---------- Records for processing ----------

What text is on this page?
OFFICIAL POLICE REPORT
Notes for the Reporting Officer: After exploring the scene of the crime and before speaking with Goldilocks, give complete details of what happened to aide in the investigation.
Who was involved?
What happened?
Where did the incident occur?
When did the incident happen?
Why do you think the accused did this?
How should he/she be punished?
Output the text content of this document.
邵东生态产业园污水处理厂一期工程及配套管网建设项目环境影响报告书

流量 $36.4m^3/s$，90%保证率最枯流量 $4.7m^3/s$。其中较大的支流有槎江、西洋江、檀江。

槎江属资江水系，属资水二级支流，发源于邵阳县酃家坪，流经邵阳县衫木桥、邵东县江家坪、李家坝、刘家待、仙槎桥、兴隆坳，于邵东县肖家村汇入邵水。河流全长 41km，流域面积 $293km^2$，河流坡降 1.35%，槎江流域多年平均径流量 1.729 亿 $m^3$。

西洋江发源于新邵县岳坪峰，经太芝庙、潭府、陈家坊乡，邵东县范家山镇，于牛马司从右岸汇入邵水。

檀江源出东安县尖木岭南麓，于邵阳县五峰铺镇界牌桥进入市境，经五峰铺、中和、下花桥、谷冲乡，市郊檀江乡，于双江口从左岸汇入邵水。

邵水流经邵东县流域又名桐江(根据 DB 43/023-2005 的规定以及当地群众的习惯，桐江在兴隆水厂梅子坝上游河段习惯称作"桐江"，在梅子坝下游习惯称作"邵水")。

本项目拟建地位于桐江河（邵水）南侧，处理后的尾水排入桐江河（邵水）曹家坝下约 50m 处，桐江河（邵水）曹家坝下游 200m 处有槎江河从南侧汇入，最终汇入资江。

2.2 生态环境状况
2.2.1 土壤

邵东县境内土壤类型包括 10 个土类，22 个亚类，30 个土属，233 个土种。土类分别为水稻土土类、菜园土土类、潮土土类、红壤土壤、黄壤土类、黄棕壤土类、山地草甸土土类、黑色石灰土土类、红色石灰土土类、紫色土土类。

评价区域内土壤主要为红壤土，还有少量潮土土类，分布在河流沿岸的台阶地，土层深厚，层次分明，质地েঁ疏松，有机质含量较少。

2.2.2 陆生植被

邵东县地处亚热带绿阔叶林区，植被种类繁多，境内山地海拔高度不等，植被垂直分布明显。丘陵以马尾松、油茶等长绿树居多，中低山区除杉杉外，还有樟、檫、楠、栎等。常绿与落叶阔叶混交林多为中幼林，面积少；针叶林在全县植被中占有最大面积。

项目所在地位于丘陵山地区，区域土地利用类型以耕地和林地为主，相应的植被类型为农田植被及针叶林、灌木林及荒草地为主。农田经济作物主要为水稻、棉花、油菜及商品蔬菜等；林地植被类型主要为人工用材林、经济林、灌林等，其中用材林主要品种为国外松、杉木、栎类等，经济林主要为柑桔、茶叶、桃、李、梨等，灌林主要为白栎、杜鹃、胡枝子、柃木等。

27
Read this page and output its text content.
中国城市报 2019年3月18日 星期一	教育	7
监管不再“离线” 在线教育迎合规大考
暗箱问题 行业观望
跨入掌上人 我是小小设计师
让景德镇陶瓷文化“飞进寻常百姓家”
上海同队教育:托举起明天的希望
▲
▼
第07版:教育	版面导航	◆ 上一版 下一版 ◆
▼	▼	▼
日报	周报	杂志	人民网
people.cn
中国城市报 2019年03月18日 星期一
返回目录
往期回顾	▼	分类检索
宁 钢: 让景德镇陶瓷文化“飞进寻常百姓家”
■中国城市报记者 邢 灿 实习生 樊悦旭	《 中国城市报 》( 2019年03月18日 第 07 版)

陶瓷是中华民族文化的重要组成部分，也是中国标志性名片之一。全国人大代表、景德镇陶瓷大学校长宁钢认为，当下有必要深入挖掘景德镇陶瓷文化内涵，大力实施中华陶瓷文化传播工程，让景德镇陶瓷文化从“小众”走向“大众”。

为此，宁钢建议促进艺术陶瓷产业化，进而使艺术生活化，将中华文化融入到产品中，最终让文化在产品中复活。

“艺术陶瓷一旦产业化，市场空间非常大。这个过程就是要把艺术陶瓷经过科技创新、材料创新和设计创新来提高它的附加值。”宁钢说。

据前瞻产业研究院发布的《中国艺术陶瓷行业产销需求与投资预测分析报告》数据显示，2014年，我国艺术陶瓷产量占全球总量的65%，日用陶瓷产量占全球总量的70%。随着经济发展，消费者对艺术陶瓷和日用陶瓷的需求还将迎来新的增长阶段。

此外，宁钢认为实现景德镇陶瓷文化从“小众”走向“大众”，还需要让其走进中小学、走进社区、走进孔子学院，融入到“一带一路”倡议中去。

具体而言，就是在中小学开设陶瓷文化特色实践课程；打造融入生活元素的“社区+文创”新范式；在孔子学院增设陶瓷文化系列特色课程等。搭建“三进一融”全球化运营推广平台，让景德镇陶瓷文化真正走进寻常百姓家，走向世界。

----------

**Directions**
Extract the listing in its entirety and repeat it exactly.

**In response**
What text is on this page?
OFFICIAL POLICE REPORT
Notes for the Reporting Officer: After exploring the scene of the crime and before speaking with Goldilocks, give complete details of what happened to aide in the investigation.
Who was involved?
What happened?
Where did the incident occur?
When did the incident happen?
Why do you think the accused did this?
How should he/she be punished?
Output the text content of this document.
邵东生态产业园污水处理厂一期工程及配套管网建设项目环境影响报告书

流量 $36.4m^3/s$，90%保证率最枯流量 $4.7m^3/s$。其中较大的支流有槎江、西洋江、檀江。

槎江属资江水系，属资水二级支流，发源于邵阳县酃家坪，流经邵阳县衫木桥、邵东县江家坪、李家坝、刘家待、仙槎桥、兴隆坳，于邵东县肖家村汇入邵水。河流全长 41km，流域面积 $293km^2$，河流坡降 1.35%，槎江流域多年平均径流量 1.729 亿 $m^3$。

西洋江发源于新邵县岳坪峰，经太芝庙、潭府、陈家坊乡，邵东县范家山镇，于牛马司从右岸汇入邵水。

檀江源出东安县尖木岭南麓，于邵阳县五峰铺镇界牌桥进入市境，经五峰铺、中和、下花桥、谷冲乡，市郊檀江乡，于双江口从左岸汇入邵水。

邵水流经邵东县流域又名桐江(根据 DB 43/023-2005 的规定以及当地群众的习惯，桐江在兴隆水厂梅子坝上游河段习惯称作"桐江"，在梅子坝下游习惯称作"邵水")。

本项目拟建地位于桐江河（邵水）南侧，处理后的尾水排入桐江河（邵水）曹家坝下约 50m 处，桐江河（邵水）曹家坝下游 200m 处有槎江河从南侧汇入，最终汇入资江。

2.2 生态环境状况
2.2.1 土壤

邵东县境内土壤类型包括 10 个土类，22 个亚类，30 个土属，233 个土种。土类分别为水稻土土类、菜园土土类、潮土土类、红壤土壤、黄壤土类、黄棕壤土类、山地草甸土土类、黑色石灰土土类、红色石灰土土类、紫色土土类。

评价区域内土壤主要为红壤土，还有少量潮土土类，分布在河流沿岸的台阶地，土层深厚，层次分明，质地েঁ疏松，有机质含量较少。

2.2.2 陆生植被

邵东县地处亚热带绿阔叶林区，植被种类繁多，境内山地海拔高度不等，植被垂直分布明显。丘陵以马尾松、油茶等长绿树居多，中低山区除杉杉外，还有樟、檫、楠、栎等。常绿与落叶阔叶混交林多为中幼林，面积少；针叶林在全县植被中占有最大面积。

项目所在地位于丘陵山地区，区域土地利用类型以耕地和林地为主，相应的植被类型为农田植被及针叶林、灌木林及荒草地为主。农田经济作物主要为水稻、棉花、油菜及商品蔬菜等；林地植被类型主要为人工用材林、经济林、灌林等，其中用材林主要品种为国外松、杉木、栎类等，经济林主要为柑桔、茶叶、桃、李、梨等，灌林主要为白栎、杜鹃、胡枝子、柃木等。

27
Read this page and output its text content.
中国城市报 2019年3月18日 星期一	教育	7
监管不再“离线” 在线教育迎合规大考
暗箱问题 行业观望
跨入掌上人 我是小小设计师
让景德镇陶瓷文化“飞进寻常百姓家”
上海同队教育:托举起明天的希望
▲
▼
第07版:教育	版面导航	◆ 上一版 下一版 ◆
▼	▼	▼
日报	周报	杂志	人民网
people.cn
中国城市报 2019年03月18日 星期一
返回目录
往期回顾	▼	分类检索
宁 钢: 让景德镇陶瓷文化“飞进寻常百姓家”
■中国城市报记者 邢 灿 实习生 樊悦旭	《 中国城市报 》( 2019年03月18日 第 07 版)

陶瓷是中华民族文化的重要组成部分，也是中国标志性名片之一。全国人大代表、景德镇陶瓷大学校长宁钢认为，当下有必要深入挖掘景德镇陶瓷文化内涵，大力实施中华陶瓷文化传播工程，让景德镇陶瓷文化从“小众”走向“大众”。

为此，宁钢建议促进艺术陶瓷产业化，进而使艺术生活化，将中华文化融入到产品中，最终让文化在产品中复活。

“艺术陶瓷一旦产业化，市场空间非常大。这个过程就是要把艺术陶瓷经过科技创新、材料创新和设计创新来提高它的附加值。”宁钢说。

据前瞻产业研究院发布的《中国艺术陶瓷行业产销需求与投资预测分析报告》数据显示，2014年，我国艺术陶瓷产量占全球总量的65%，日用陶瓷产量占全球总量的70%。随着经济发展，消费者对艺术陶瓷和日用陶瓷的需求还将迎来新的增长阶段。

此外，宁钢认为实现景德镇陶瓷文化从“小众”走向“大众”，还需要让其走进中小学、走进社区、走进孔子学院，融入到“一带一路”倡议中去。

具体而言，就是在中小学开设陶瓷文化特色实践课程；打造融入生活元素的“社区+文创”新范式；在孔子学院增设陶瓷文化系列特色课程等。搭建“三进一融”全球化运营推广平台，让景德镇陶瓷文化真正走进寻常百姓家，走向世界。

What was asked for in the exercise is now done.